> [Problem to work on]
Repeat, unchanged, every line of the items from the line containing "Where is each element in this 1920×1030" through the line containing "range-input[interactable]: =$B$2:$F$9: [383, 455, 617, 481]".

> [Dataset entries]
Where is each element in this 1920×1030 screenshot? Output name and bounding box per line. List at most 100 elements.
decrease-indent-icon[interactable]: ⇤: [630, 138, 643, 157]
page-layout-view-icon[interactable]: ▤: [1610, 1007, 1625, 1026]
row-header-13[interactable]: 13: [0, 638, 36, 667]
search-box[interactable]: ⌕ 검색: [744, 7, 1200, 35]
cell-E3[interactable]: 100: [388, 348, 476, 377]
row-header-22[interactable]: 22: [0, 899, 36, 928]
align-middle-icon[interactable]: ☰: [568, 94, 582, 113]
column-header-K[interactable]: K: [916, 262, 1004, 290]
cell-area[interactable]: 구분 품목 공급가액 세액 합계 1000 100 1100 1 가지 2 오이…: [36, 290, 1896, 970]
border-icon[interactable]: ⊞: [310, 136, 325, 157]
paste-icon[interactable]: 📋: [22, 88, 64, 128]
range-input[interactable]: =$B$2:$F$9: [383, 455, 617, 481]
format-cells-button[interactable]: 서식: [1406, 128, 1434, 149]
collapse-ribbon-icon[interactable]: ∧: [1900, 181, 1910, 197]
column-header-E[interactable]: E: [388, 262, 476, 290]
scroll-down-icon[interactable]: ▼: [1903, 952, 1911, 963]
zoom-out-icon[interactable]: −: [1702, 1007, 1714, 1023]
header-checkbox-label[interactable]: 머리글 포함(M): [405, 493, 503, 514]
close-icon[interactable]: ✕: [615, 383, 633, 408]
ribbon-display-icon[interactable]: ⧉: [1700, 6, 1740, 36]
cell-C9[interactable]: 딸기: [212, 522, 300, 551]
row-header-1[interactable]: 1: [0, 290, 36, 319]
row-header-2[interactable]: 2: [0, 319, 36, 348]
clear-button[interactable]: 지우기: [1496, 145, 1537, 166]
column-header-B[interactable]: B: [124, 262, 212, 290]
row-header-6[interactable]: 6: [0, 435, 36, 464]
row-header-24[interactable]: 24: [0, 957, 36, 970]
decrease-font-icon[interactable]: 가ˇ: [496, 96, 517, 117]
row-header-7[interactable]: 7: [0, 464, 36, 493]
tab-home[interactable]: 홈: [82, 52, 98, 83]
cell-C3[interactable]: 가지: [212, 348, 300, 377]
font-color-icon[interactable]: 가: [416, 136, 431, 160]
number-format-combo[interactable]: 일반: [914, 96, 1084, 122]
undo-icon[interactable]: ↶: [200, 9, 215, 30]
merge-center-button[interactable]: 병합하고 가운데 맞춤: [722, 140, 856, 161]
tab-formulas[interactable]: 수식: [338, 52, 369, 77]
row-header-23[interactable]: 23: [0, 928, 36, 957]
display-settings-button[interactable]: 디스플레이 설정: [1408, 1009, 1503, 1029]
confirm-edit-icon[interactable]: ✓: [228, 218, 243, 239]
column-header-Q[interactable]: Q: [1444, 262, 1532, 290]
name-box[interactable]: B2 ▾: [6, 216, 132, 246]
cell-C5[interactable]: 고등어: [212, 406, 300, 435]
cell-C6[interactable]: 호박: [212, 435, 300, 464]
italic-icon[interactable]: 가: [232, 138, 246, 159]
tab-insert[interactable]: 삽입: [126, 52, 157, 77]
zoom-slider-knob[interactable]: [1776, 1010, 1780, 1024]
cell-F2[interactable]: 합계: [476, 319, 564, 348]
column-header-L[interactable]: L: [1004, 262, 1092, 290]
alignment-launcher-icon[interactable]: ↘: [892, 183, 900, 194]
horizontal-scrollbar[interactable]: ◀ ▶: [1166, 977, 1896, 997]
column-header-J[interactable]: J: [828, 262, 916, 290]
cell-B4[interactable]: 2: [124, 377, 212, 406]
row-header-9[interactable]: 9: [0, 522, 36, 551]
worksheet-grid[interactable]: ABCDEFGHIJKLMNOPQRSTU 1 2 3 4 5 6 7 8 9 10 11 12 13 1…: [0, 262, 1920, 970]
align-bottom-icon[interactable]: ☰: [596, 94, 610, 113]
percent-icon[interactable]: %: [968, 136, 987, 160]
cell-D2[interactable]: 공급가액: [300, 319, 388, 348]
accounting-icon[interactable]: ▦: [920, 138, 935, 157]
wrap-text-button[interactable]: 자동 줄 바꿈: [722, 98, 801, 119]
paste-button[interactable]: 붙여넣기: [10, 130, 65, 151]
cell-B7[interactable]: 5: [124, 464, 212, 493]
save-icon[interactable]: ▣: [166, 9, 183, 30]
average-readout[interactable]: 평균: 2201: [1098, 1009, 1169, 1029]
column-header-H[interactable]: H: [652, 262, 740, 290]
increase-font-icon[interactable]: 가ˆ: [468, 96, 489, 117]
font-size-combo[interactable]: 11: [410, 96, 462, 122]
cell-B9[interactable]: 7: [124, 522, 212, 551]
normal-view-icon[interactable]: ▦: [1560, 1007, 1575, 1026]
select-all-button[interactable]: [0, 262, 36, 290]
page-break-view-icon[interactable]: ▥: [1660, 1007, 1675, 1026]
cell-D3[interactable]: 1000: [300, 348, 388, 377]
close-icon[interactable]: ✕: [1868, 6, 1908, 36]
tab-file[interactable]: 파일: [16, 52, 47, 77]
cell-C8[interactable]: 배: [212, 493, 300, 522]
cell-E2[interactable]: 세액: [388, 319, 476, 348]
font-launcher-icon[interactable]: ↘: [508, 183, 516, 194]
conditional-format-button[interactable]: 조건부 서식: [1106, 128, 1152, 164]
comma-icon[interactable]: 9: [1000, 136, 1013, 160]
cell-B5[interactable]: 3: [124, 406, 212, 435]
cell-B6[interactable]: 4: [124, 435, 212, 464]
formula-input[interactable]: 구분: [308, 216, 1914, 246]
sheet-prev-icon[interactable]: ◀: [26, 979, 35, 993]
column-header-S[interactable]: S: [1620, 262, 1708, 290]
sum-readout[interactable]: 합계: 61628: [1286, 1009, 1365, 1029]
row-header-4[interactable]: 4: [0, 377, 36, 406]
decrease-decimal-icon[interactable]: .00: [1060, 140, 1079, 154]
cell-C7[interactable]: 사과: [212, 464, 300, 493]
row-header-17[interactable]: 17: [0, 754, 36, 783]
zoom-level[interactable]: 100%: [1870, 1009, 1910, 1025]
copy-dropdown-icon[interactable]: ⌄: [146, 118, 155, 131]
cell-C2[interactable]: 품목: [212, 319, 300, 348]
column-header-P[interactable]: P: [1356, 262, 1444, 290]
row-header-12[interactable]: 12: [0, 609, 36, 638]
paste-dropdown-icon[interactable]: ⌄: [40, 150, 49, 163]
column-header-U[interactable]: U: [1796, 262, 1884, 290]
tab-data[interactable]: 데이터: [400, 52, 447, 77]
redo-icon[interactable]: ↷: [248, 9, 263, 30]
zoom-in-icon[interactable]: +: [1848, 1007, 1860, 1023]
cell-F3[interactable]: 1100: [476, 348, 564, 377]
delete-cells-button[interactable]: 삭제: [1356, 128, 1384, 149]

==

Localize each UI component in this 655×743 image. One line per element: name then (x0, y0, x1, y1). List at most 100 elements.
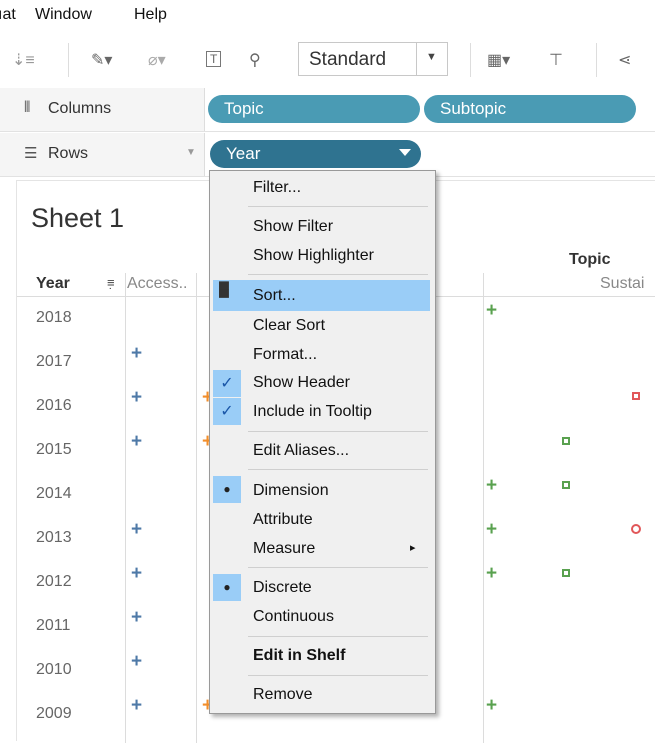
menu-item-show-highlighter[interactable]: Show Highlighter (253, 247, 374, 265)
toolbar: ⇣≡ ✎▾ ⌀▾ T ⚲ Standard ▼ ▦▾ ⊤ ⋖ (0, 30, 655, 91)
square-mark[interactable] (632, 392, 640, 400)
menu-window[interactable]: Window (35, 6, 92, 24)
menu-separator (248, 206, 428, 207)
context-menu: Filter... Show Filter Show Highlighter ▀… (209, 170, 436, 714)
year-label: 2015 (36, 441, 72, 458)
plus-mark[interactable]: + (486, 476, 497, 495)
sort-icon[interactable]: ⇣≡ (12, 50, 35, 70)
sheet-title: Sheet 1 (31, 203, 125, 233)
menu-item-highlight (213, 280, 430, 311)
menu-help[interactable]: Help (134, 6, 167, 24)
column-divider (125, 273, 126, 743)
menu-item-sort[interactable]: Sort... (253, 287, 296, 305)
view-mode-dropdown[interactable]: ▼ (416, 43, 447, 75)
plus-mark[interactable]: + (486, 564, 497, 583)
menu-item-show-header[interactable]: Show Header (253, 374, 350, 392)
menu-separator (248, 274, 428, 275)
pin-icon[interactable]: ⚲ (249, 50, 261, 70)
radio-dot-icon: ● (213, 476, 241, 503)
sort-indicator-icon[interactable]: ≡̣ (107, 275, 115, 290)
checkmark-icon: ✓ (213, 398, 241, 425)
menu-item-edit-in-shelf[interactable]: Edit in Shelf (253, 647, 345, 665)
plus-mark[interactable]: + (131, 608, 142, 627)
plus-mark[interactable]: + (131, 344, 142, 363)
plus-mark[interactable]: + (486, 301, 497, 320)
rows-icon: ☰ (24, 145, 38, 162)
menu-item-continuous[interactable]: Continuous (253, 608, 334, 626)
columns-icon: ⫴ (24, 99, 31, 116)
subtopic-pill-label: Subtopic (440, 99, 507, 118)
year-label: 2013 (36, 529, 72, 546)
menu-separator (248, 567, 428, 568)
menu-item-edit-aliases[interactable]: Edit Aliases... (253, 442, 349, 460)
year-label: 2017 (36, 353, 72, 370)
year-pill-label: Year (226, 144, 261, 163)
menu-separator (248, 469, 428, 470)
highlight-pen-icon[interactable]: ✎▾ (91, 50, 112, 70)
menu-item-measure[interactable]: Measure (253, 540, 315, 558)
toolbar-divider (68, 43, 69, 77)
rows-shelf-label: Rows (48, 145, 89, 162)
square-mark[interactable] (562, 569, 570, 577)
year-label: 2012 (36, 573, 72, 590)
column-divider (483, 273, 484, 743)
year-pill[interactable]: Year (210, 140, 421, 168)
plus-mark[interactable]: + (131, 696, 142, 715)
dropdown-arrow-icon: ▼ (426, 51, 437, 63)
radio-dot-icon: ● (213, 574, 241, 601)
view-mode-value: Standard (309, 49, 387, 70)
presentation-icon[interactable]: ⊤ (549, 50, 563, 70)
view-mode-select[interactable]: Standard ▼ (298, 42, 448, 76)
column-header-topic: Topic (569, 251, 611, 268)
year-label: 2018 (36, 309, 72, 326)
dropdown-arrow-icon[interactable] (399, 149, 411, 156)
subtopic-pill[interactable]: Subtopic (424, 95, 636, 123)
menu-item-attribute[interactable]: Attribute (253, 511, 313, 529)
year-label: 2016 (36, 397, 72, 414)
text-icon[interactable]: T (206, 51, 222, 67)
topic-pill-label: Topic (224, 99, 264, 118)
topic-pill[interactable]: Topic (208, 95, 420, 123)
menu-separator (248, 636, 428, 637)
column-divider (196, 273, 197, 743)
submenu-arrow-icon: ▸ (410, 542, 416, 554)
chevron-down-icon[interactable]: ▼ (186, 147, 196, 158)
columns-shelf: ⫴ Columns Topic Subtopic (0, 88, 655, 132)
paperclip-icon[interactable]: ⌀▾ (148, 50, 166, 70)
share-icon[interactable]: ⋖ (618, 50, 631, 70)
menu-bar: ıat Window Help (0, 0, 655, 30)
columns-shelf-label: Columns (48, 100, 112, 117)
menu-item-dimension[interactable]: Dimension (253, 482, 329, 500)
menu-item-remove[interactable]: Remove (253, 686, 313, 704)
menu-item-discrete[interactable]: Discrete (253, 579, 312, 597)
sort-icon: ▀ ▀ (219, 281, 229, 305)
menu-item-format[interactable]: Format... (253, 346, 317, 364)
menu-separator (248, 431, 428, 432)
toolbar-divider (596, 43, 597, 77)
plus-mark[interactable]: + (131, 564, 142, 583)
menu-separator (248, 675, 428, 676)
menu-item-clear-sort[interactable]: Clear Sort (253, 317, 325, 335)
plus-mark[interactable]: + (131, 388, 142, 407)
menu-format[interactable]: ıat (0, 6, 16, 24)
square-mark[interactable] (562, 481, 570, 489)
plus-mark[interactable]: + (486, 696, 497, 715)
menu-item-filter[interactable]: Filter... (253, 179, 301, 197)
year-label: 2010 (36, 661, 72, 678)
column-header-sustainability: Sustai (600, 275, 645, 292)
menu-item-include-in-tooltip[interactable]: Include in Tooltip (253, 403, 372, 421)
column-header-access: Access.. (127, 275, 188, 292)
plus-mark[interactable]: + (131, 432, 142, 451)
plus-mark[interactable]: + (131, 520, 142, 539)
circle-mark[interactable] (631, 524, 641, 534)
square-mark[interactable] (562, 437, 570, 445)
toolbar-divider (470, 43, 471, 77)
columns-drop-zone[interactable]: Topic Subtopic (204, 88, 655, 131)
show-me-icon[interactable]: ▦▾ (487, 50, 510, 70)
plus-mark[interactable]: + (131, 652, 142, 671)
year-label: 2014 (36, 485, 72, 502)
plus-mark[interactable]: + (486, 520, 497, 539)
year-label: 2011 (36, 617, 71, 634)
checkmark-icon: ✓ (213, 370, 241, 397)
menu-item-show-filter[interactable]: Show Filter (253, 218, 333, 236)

==

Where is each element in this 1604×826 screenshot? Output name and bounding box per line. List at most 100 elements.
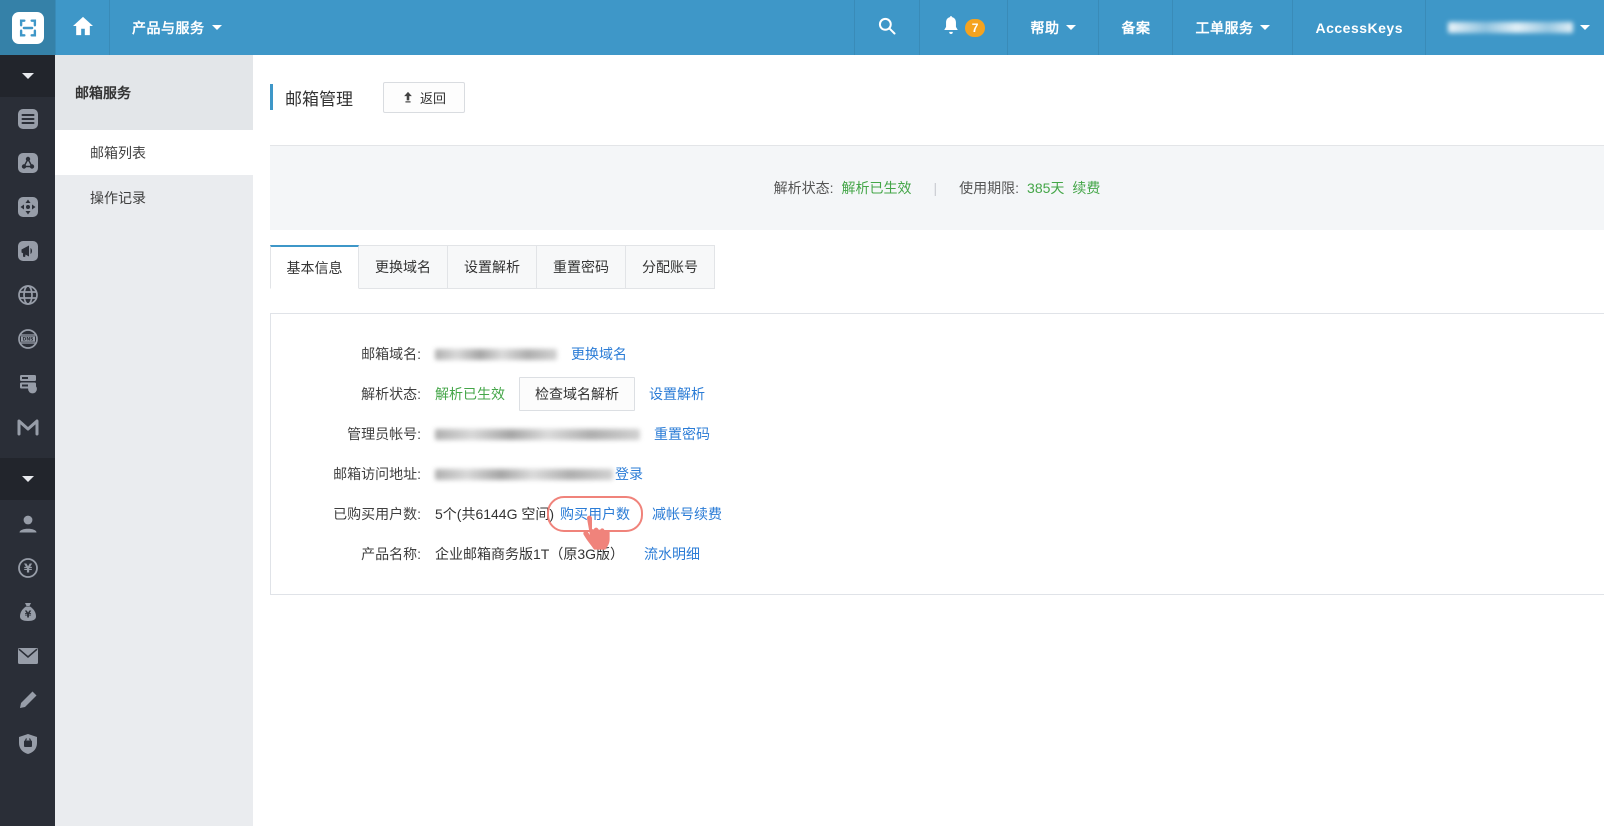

> [Exercise output]
Where is each element in this 1920×1030 screenshot? Output name and bounding box per line. List at most 100 elements.
decrease-indent-icon[interactable]: ⇤: [630, 138, 643, 157]
page-layout-view-icon[interactable]: ▤: [1610, 1007, 1625, 1026]
row-header-13[interactable]: 13: [0, 638, 36, 667]
search-box[interactable]: ⌕ 검색: [744, 7, 1200, 35]
cell-E3[interactable]: 100: [388, 348, 476, 377]
row-header-22[interactable]: 22: [0, 899, 36, 928]
align-middle-icon[interactable]: ☰: [568, 94, 582, 113]
column-header-K[interactable]: K: [916, 262, 1004, 290]
cell-area[interactable]: 구분 품목 공급가액 세액 합계 1000 100 1100 1 가지 2 오이…: [36, 290, 1896, 970]
border-icon[interactable]: ⊞: [310, 136, 325, 157]
paste-icon[interactable]: 📋: [22, 88, 64, 128]
range-input[interactable]: =$B$2:$F$9: [383, 455, 617, 481]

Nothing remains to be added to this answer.